Given problem:
Every line below should be copied exactly; drop the pictures.

:: Task inputs

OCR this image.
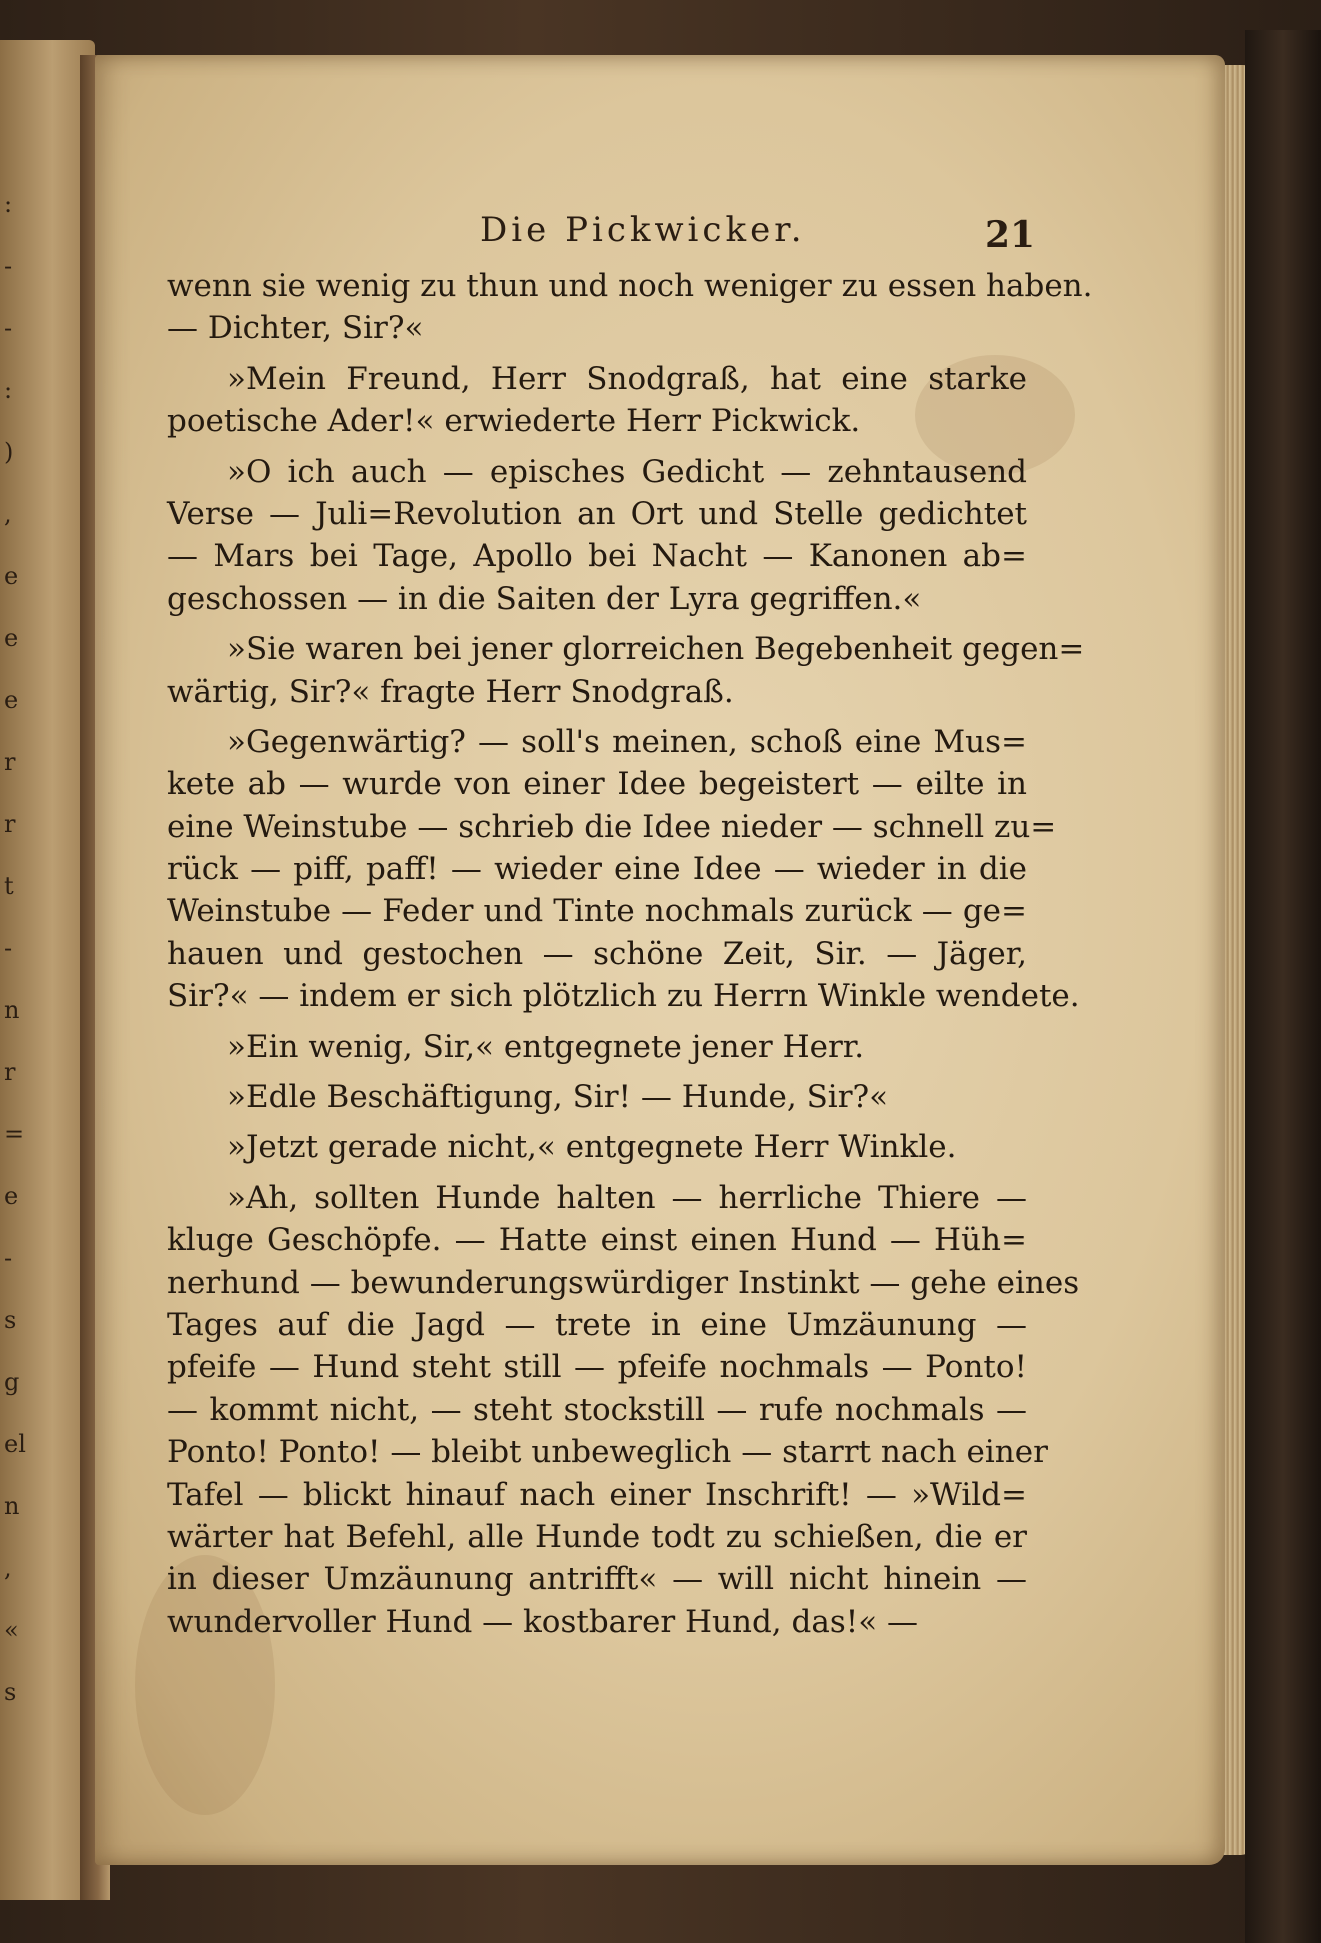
:
-
-
:
)
,
e
e
e
r
r
t
-
n
r
=
e
-
s
g
el
n
,
«
s
Die Pickwicker.	21
wenn sie wenig zu thun und noch weniger zu essen haben.
— Dichter, Sir?«
»Mein Freund, Herr Snodgraß, hat eine starke
poetische Ader!« erwiederte Herr Pickwick.
»O ich auch — episches Gedicht — zehntausend
Verse — Juli=Revolution an Ort und Stelle gedichtet
— Mars bei Tage, Apollo bei Nacht — Kanonen ab=
geschossen — in die Saiten der Lyra gegriffen.«
»Sie waren bei jener glorreichen Begebenheit gegen=
wärtig, Sir?« fragte Herr Snodgraß.
»Gegenwärtig? — soll's meinen, schoß eine Mus=
kete ab — wurde von einer Idee begeistert — eilte in
eine Weinstube — schrieb die Idee nieder — schnell zu=
rück — piff, paff! — wieder eine Idee — wieder in die
Weinstube — Feder und Tinte nochmals zurück — ge=
hauen und gestochen — schöne Zeit, Sir. — Jäger,
Sir?« — indem er sich plötzlich zu Herrn Winkle wendete.
»Ein wenig, Sir,« entgegnete jener Herr.
»Edle Beschäftigung, Sir! — Hunde, Sir?«
»Jetzt gerade nicht,« entgegnete Herr Winkle.
»Ah, sollten Hunde halten — herrliche Thiere —
kluge Geschöpfe. — Hatte einst einen Hund — Hüh=
nerhund — bewunderungswürdiger Instinkt — gehe eines
Tages auf die Jagd — trete in eine Umzäunung —
pfeife — Hund steht still — pfeife nochmals — Ponto!
— kommt nicht, — steht stockstill — rufe nochmals —
Ponto! Ponto! — bleibt unbeweglich — starrt nach einer
Tafel — blickt hinauf nach einer Inschrift! — »Wild=
wärter hat Befehl, alle Hunde todt zu schießen, die er
in dieser Umzäunung antrifft« — will nicht hinein —
wundervoller Hund — kostbarer Hund, das!« —
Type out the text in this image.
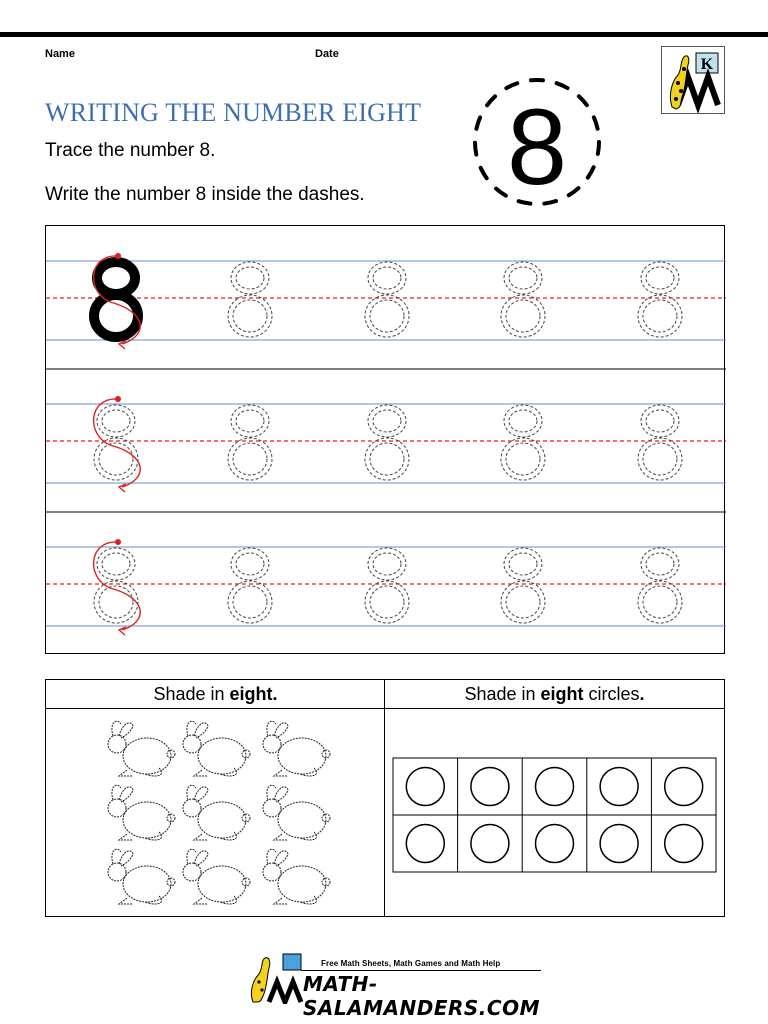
Name	Date
WRITING THE NUMBER EIGHT
Trace the number 8.
Write the number 8 inside the dashes. 8
K
Shade in eight.	Shade in eight circles.
Free Math Sheets, Math Games and Math Help
MATH-SALAMANDERS.COM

::::

Result of the exercise:
OCR this image.
:
-
-
:
)
,
e
e
e
r
r
t
-
n
r
=
e
-
s
g
el
n
,
«
s
Die Pickwicker.	21
wenn sie wenig zu thun und noch weniger zu essen haben.
— Dichter, Sir?«
»Mein Freund, Herr Snodgraß, hat eine starke
poetische Ader!« erwiederte Herr Pickwick.
»O ich auch — episches Gedicht — zehntausend
Verse — Juli=Revolution an Ort und Stelle gedichtet
— Mars bei Tage, Apollo bei Nacht — Kanonen ab=
geschossen — in die Saiten der Lyra gegriffen.«
»Sie waren bei jener glorreichen Begebenheit gegen=
wärtig, Sir?« fragte Herr Snodgraß.
»Gegenwärtig? — soll's meinen, schoß eine Mus=
kete ab — wurde von einer Idee begeistert — eilte in
eine Weinstube — schrieb die Idee nieder — schnell zu=
rück — piff, paff! — wieder eine Idee — wieder in die
Weinstube — Feder und Tinte nochmals zurück — ge=
hauen und gestochen — schöne Zeit, Sir. — Jäger,
Sir?« — indem er sich plötzlich zu Herrn Winkle wendete.
»Ein wenig, Sir,« entgegnete jener Herr.
»Edle Beschäftigung, Sir! — Hunde, Sir?«
»Jetzt gerade nicht,« entgegnete Herr Winkle.
»Ah, sollten Hunde halten — herrliche Thiere —
kluge Geschöpfe. — Hatte einst einen Hund — Hüh=
nerhund — bewunderungswürdiger Instinkt — gehe eines
Tages auf die Jagd — trete in eine Umzäunung —
pfeife — Hund steht still — pfeife nochmals — Ponto!
— kommt nicht, — steht stockstill — rufe nochmals —
Ponto! Ponto! — bleibt unbeweglich — starrt nach einer
Tafel — blickt hinauf nach einer Inschrift! — »Wild=
wärter hat Befehl, alle Hunde todt zu schießen, die er
in dieser Umzäunung antrifft« — will nicht hinein —
wundervoller Hund — kostbarer Hund, das!« —
Type out the text in this image.
Name	Date
WRITING THE NUMBER EIGHT
Trace the number 8.
Write the number 8 inside the dashes. 8
K
Shade in eight.	Shade in eight circles.
Free Math Sheets, Math Games and Math Help
MATH-SALAMANDERS.COM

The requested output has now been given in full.